INSTRUCTION: Leave out any pictures and transcribe all other data below exactly.

DATA TO USE:
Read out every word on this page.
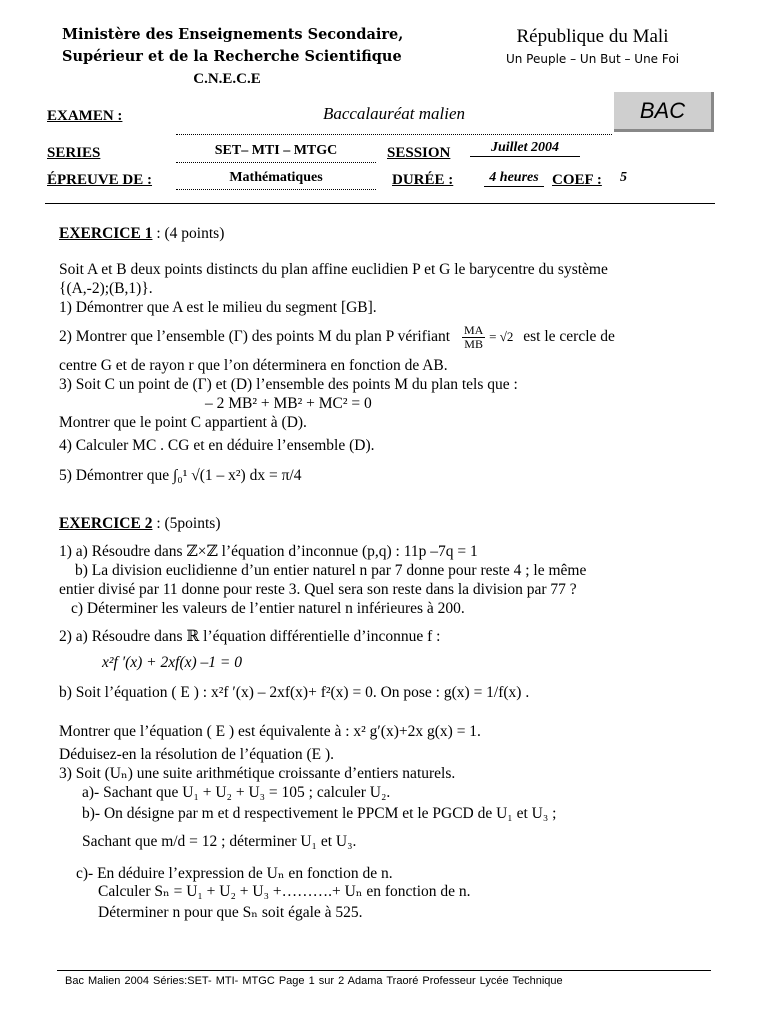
Ministère des Enseignements Secondaire,
Supérieur et de la Recherche Scientifique
C.N.E.C.E
République du Mali
Un Peuple – Un But – Une Foi
EXAMEN :	Baccalauréat malien	BAC
SERIES	SET– MTI – MTGC	SESSION	Juillet 2004
ÉPREUVE DE :	Mathématiques	DURÉE :	4 heures COEF : 5
EXERCICE 1 : (4 points)
Soit A et B deux points distincts du plan affine euclidien P et G le barycentre du système
{(A,-2);(B,1)}.
1) Démontrer que A est le milieu du segment [GB].
2) Montrer que l’ensemble (Γ) des points M du plan P vérifiant $\frac{MA}{MB} = √2$ est le cercle de
centre G et de rayon r que l’on déterminera en fonction de AB.
3) Soit C un point de (Γ) et (D) l’ensemble des points M du plan tels que :
– 2 MB² + MB² + MC² = 0
Montrer que le point C appartient à (D).
4) Calculer MC . CG et en déduire l’ensemble (D).
5) Démontrer que ∫₀¹ √(1 – x²) dx = π/4
EXERCICE 2 : (5points)
1) a) Résoudre dans ℤ×ℤ l’équation d’inconnue (p,q) : 11p –7q = 1
b) La division euclidienne d’un entier naturel n par 7 donne pour reste 4 ; le même
entier divisé par 11 donne pour reste 3. Quel sera son reste dans la division par 77 ?
c) Déterminer les valeurs de l’entier naturel n inférieures à 200.
2) a) Résoudre dans ℝ l’équation différentielle d’inconnue f :
x²f ′(x) + 2xf(x) –1 = 0
b) Soit l’équation ( E ) : x²f ′(x) – 2xf(x)+ f²(x) = 0. On pose : g(x) = 1/f(x) .
Montrer que l’équation ( E ) est équivalente à : x² g′(x)+2x g(x) = 1.
Déduisez-en la résolution de l’équation (E ).
3) Soit (Uₙ) une suite arithmétique croissante d’entiers naturels.
a)- Sachant que U₁ + U₂ + U₃ = 105 ; calculer U₂.
b)- On désigne par m et d respectivement le PPCM et le PGCD de U₁ et U₃ ;
Sachant que m/d = 12 ; déterminer U₁ et U₃.
c)- En déduire l’expression de Uₙ en fonction de n.
Calculer Sₙ = U₁ + U₂ + U₃ +……….+ Uₙ en fonction de n.
Déterminer n pour que Sₙ soit égale à 525.
Bac Malien 2004 Séries:SET- MTI- MTGC Page 1 sur 2 Adama Traoré Professeur Lycée Technique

FINAL RESULT:
Read out every word on this page.
Ministère des Enseignements Secondaire,
Supérieur et de la Recherche Scientifique
C.N.E.C.E
République du Mali
Un Peuple – Un But – Une Foi
EXAMEN :	Baccalauréat malien	BAC
SERIES	SET– MTI – MTGC	SESSION	Juillet 2004
ÉPREUVE DE :	Mathématiques	DURÉE :	4 heures COEF : 5
EXERCICE 1 : (4 points)
Soit A et B deux points distincts du plan affine euclidien P et G le barycentre du système
{(A,-2);(B,1)}.
1) Démontrer que A est le milieu du segment [GB].
2) Montrer que l’ensemble (Γ) des points M du plan P vérifiant $\frac{MA}{MB} = √2$ est le cercle de
centre G et de rayon r que l’on déterminera en fonction de AB.
3) Soit C un point de (Γ) et (D) l’ensemble des points M du plan tels que :
– 2 MB² + MB² + MC² = 0
Montrer que le point C appartient à (D).
4) Calculer MC . CG et en déduire l’ensemble (D).
5) Démontrer que ∫₀¹ √(1 – x²) dx = π/4
EXERCICE 2 : (5points)
1) a) Résoudre dans ℤ×ℤ l’équation d’inconnue (p,q) : 11p –7q = 1
b) La division euclidienne d’un entier naturel n par 7 donne pour reste 4 ; le même
entier divisé par 11 donne pour reste 3. Quel sera son reste dans la division par 77 ?
c) Déterminer les valeurs de l’entier naturel n inférieures à 200.
2) a) Résoudre dans ℝ l’équation différentielle d’inconnue f :
x²f ′(x) + 2xf(x) –1 = 0
b) Soit l’équation ( E ) : x²f ′(x) – 2xf(x)+ f²(x) = 0. On pose : g(x) = 1/f(x) .
Montrer que l’équation ( E ) est équivalente à : x² g′(x)+2x g(x) = 1.
Déduisez-en la résolution de l’équation (E ).
3) Soit (Uₙ) une suite arithmétique croissante d’entiers naturels.
a)- Sachant que U₁ + U₂ + U₃ = 105 ; calculer U₂.
b)- On désigne par m et d respectivement le PPCM et le PGCD de U₁ et U₃ ;
Sachant que m/d = 12 ; déterminer U₁ et U₃.
c)- En déduire l’expression de Uₙ en fonction de n.
Calculer Sₙ = U₁ + U₂ + U₃ +……….+ Uₙ en fonction de n.
Déterminer n pour que Sₙ soit égale à 525.
Bac Malien 2004 Séries:SET- MTI- MTGC Page 1 sur 2 Adama Traoré Professeur Lycée Technique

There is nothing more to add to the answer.